Directions for this task: Find all lines in the listing that include the word "очевидно", then copy them.

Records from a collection
______
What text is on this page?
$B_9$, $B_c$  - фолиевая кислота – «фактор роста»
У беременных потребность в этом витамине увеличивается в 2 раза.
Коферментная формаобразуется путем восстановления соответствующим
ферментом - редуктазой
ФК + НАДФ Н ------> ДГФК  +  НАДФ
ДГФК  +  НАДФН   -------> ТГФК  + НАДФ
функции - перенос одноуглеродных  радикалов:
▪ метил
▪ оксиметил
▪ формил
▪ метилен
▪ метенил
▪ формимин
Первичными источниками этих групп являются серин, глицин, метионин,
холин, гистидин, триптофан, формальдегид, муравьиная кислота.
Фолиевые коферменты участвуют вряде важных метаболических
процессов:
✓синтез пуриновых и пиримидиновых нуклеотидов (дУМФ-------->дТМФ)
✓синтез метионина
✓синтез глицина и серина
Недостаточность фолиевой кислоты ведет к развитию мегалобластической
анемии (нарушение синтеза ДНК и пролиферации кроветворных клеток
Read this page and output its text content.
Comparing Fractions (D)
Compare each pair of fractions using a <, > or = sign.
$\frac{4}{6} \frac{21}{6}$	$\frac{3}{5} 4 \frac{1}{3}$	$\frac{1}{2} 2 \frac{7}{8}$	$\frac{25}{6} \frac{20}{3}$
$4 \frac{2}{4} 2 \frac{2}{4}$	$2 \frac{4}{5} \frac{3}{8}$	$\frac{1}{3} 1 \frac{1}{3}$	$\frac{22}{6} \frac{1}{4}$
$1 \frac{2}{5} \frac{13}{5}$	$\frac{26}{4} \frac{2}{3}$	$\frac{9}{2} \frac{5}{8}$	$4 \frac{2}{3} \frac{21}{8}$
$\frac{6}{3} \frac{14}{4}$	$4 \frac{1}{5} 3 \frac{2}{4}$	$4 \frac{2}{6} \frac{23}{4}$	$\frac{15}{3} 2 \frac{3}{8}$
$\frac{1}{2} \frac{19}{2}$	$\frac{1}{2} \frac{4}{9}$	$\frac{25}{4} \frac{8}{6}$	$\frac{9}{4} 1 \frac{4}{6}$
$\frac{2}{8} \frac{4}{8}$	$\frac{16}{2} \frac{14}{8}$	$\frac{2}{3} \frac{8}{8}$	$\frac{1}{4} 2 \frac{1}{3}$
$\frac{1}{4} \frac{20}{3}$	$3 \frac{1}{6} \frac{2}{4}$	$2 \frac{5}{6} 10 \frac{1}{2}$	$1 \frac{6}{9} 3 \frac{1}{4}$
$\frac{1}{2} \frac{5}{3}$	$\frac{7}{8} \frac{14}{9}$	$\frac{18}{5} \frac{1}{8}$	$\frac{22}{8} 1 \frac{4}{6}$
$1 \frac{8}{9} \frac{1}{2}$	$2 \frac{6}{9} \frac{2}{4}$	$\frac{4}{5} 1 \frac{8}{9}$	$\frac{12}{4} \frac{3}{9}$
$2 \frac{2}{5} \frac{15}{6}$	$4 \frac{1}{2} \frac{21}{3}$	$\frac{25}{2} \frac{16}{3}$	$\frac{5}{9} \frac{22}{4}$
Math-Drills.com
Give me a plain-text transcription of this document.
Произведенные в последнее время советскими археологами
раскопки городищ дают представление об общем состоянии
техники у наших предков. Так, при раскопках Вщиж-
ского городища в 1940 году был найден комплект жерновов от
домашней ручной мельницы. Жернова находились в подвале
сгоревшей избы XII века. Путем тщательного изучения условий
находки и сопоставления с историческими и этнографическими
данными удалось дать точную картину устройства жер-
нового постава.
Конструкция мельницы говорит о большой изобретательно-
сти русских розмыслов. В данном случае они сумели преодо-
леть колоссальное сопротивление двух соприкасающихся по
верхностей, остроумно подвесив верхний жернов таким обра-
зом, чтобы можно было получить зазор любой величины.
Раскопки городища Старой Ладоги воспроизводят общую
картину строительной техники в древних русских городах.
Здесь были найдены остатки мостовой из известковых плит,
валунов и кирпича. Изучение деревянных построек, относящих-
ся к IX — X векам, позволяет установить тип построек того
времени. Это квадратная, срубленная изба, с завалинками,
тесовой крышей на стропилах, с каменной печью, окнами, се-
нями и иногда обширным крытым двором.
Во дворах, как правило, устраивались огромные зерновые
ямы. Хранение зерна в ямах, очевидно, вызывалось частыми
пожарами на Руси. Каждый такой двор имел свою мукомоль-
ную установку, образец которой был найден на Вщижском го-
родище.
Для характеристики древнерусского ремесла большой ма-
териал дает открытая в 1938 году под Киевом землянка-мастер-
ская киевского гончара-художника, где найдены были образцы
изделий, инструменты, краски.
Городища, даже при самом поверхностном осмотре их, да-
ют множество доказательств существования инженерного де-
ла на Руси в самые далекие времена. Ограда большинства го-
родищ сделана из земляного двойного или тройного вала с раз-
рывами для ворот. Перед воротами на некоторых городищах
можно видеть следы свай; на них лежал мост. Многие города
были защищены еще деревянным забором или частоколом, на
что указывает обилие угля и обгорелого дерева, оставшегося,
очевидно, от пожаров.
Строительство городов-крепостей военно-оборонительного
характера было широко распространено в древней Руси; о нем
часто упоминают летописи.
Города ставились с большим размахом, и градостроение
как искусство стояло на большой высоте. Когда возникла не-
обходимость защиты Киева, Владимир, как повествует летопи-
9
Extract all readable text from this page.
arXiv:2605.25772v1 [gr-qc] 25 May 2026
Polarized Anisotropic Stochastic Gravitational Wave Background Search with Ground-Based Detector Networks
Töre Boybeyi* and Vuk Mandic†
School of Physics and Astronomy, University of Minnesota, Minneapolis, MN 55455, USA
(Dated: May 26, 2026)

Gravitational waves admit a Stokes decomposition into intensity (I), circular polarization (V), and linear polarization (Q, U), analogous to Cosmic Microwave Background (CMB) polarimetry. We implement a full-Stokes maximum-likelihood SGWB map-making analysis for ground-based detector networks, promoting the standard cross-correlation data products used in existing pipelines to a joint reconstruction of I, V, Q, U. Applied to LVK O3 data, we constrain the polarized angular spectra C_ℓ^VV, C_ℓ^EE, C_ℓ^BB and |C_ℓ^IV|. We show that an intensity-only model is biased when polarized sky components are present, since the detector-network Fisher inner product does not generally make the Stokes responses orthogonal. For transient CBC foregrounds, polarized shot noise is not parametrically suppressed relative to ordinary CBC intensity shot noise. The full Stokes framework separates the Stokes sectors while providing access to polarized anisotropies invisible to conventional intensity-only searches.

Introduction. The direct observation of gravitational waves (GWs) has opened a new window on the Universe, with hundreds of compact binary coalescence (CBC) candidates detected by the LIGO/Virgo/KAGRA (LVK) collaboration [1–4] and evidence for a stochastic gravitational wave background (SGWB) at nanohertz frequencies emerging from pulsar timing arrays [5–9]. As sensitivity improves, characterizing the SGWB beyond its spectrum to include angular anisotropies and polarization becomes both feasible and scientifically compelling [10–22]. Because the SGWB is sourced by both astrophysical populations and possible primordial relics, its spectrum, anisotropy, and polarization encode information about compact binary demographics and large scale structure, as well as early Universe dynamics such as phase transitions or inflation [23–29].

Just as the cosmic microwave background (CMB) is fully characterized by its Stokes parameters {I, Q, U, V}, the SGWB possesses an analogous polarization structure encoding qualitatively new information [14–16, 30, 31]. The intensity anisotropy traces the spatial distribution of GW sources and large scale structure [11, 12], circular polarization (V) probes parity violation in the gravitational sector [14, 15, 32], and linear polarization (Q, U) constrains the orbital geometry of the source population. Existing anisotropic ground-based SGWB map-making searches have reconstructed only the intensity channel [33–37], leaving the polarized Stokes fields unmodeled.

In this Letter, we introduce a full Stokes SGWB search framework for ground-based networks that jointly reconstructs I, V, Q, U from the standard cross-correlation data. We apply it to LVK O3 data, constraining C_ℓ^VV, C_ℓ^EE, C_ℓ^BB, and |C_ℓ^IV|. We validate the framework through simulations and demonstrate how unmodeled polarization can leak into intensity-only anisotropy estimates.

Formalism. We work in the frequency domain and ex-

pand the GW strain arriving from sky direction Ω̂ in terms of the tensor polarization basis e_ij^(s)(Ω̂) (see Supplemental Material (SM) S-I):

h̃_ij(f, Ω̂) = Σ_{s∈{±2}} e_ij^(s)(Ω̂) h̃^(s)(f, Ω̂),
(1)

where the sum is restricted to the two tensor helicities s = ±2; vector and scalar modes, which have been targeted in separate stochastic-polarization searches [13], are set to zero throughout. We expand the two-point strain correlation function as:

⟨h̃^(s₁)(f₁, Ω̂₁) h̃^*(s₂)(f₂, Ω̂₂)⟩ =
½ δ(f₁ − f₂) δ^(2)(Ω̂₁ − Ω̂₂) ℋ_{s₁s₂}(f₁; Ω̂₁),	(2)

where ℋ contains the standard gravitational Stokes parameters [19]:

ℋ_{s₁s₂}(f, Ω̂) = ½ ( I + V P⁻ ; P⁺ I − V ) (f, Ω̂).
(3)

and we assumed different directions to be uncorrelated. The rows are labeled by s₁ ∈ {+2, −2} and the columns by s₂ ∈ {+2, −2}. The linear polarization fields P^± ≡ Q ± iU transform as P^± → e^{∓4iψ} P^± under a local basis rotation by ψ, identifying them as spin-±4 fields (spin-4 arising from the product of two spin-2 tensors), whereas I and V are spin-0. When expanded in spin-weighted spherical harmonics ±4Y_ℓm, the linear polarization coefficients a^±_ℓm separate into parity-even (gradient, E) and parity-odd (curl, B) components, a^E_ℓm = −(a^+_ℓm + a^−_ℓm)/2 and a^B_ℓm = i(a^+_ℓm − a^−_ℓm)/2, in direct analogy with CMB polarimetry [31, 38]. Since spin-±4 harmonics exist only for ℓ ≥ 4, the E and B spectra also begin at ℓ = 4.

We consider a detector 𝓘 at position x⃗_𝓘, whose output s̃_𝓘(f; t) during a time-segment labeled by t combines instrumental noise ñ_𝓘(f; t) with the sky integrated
______
Answer for the task:
ямы. Хранение зерна в ямах, очевидно, вызывалось частыми
очевидно, от пожаров.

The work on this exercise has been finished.